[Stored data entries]
+--
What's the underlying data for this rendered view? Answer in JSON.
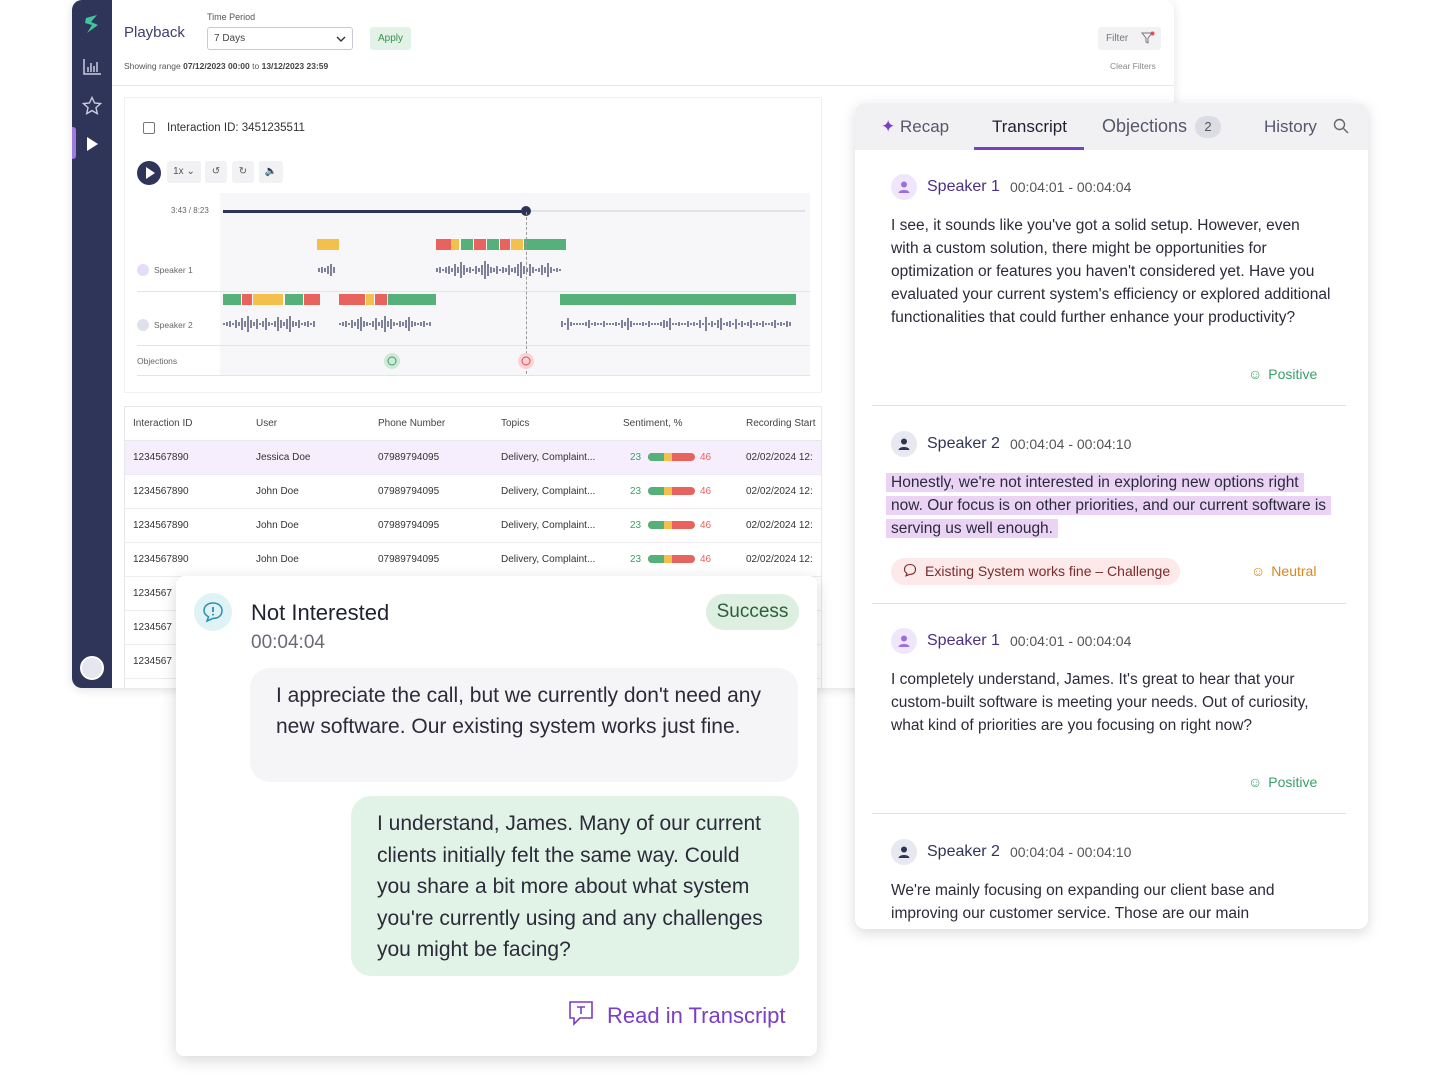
{
  "app": {
    "page_title": "Playback",
    "time_period_label": "Time Period",
    "time_period_value": "7 Days",
    "apply_label": "Apply",
    "range_prefix": "Showing range",
    "range_start": "07/12/2023 00:00",
    "range_to": "to",
    "range_end": "13/12/2023 23:59",
    "filter_label": "Filter",
    "clear_filters_label": "Clear Filters",
    "sidebar_icons": [
      "logo-icon",
      "chart-icon",
      "star-icon",
      "play-icon",
      "avatar"
    ]
  },
  "player": {
    "interaction_label": "Interaction ID: 3451235511",
    "speed": "1x",
    "time": "3:43 / 8:23",
    "progress": 0.52,
    "speaker1_label": "Speaker 1",
    "speaker2_label": "Speaker 2",
    "objections_label": "Objections"
  },
  "table": {
    "headers": [
      "Interaction ID",
      "User",
      "Phone Number",
      "Topics",
      "Sentiment, %",
      "Recording Start"
    ],
    "rows": [
      {
        "id": "1234567890",
        "user": "Jessica Doe",
        "phone": "07989794095",
        "topics": "Delivery, Complaint...",
        "pos": "23",
        "neg": "46",
        "start": "02/02/2024 12:"
      },
      {
        "id": "1234567890",
        "user": "John Doe",
        "phone": "07989794095",
        "topics": "Delivery, Complaint...",
        "pos": "23",
        "neg": "46",
        "start": "02/02/2024 12:"
      },
      {
        "id": "1234567890",
        "user": "John Doe",
        "phone": "07989794095",
        "topics": "Delivery, Complaint...",
        "pos": "23",
        "neg": "46",
        "start": "02/02/2024 12:"
      },
      {
        "id": "1234567890",
        "user": "John Doe",
        "phone": "07989794095",
        "topics": "Delivery, Complaint...",
        "pos": "23",
        "neg": "46",
        "start": "02/02/2024 12:"
      },
      {
        "id": "1234567",
        "user": "",
        "phone": "",
        "topics": "",
        "pos": "",
        "neg": "",
        "start": ""
      },
      {
        "id": "1234567",
        "user": "",
        "phone": "",
        "topics": "",
        "pos": "",
        "neg": "",
        "start": ""
      },
      {
        "id": "1234567",
        "user": "",
        "phone": "",
        "topics": "",
        "pos": "",
        "neg": "",
        "start": ""
      }
    ]
  },
  "transcript": {
    "tabs": {
      "recap": "Recap",
      "transcript": "Transcript",
      "objections": "Objections",
      "objections_count": "2",
      "history": "History"
    },
    "messages": [
      {
        "speaker": "Speaker 1",
        "time": "00:04:01 - 00:04:04",
        "text": "I see, it sounds like you've got a solid setup. However, even with a custom solution, there might be opportunities for optimization or features you haven't considered yet. Have you evaluated your current system's efficiency or explored additional functionalities that could further enhance your productivity?",
        "sentiment": "Positive"
      },
      {
        "speaker": "Speaker 2",
        "time": "00:04:04 - 00:04:10",
        "text": "Honestly, we're not interested in exploring new options right now. Our focus is on other priorities, and our current software is serving us well enough.",
        "objection": "Existing System works fine – Challenge",
        "sentiment": "Neutral"
      },
      {
        "speaker": "Speaker 1",
        "time": "00:04:01 - 00:04:04",
        "text": "I completely understand, James. It's great to hear that your custom-built software is meeting your needs. Out of curiosity, what kind of priorities are you focusing on right now?",
        "sentiment": "Positive"
      },
      {
        "speaker": "Speaker 2",
        "time": "00:04:04 - 00:04:10",
        "text": "We're mainly focusing on expanding our client base and improving our customer service. Those are our main"
      }
    ]
  },
  "objection_card": {
    "title": "Not Interested",
    "time": "00:04:04",
    "status": "Success",
    "customer_text": "I appreciate the call, but we currently don't need any new software. Our existing system works just fine.",
    "agent_text": "I understand, James. Many of our current clients initially felt the same way. Could you share a bit more about what system you're currently using and any challenges you might be facing?",
    "link_label": "Read in Transcript"
  },
  "colors": {
    "sidebar": "#2f3558",
    "accent": "#7b3fc6",
    "positive": "#3aa06a",
    "neutral": "#d9861c",
    "negative": "#e9635e",
    "highlight": "#ebd3f6"
  }
}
+--
### PROBLEM DETAILS
Look through the entries and return every line where "might" appears.

### SOLVED PROBLEM
        "text": "I see, it sounds like you've got a solid setup. However, even with a custom solution, there might be opportunities for optimization or features you haven't considered yet. Have you evaluated your current system's efficiency or explored additional functionalities that could further enhance your productivity?",
    "agent_text": "I understand, James. Many of our current clients initially felt the same way. Could you share a bit more about what system you're currently using and any challenges you might be facing?",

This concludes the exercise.